**Stated goal**:
Write out each entry again. Keep every word exactly as it is.

**Data supplied**:
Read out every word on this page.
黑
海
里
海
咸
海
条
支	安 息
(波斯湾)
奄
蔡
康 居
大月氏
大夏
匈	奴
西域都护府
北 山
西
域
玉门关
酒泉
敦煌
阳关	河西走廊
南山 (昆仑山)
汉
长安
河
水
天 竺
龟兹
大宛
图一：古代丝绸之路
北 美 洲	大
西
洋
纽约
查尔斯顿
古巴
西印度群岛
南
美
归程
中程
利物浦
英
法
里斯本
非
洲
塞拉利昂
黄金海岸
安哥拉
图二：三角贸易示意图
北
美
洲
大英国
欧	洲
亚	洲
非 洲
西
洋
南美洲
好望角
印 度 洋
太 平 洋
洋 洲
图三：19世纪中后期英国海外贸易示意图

**Worked solution**:
Read out every word on this page.
黑
海
里
海
咸
海
条
支	安 息
(波斯湾)
奄
蔡
康 居
大月氏
大夏
匈	奴
西域都护府
北 山
西
域
玉门关
酒泉
敦煌
阳关	河西走廊
南山 (昆仑山)
汉
长安
河
水
天 竺
龟兹
大宛
图一：古代丝绸之路
北 美 洲	大
西
洋
纽约
查尔斯顿
古巴
西印度群岛
南
美
归程
中程
利物浦
英
法
里斯本
非
洲
塞拉利昂
黄金海岸
安哥拉
图二：三角贸易示意图
北
美
洲
大英国
欧	洲
亚	洲
非 洲
西
洋
南美洲
好望角
印 度 洋
太 平 洋
洋 洲
图三：19世纪中后期英国海外贸易示意图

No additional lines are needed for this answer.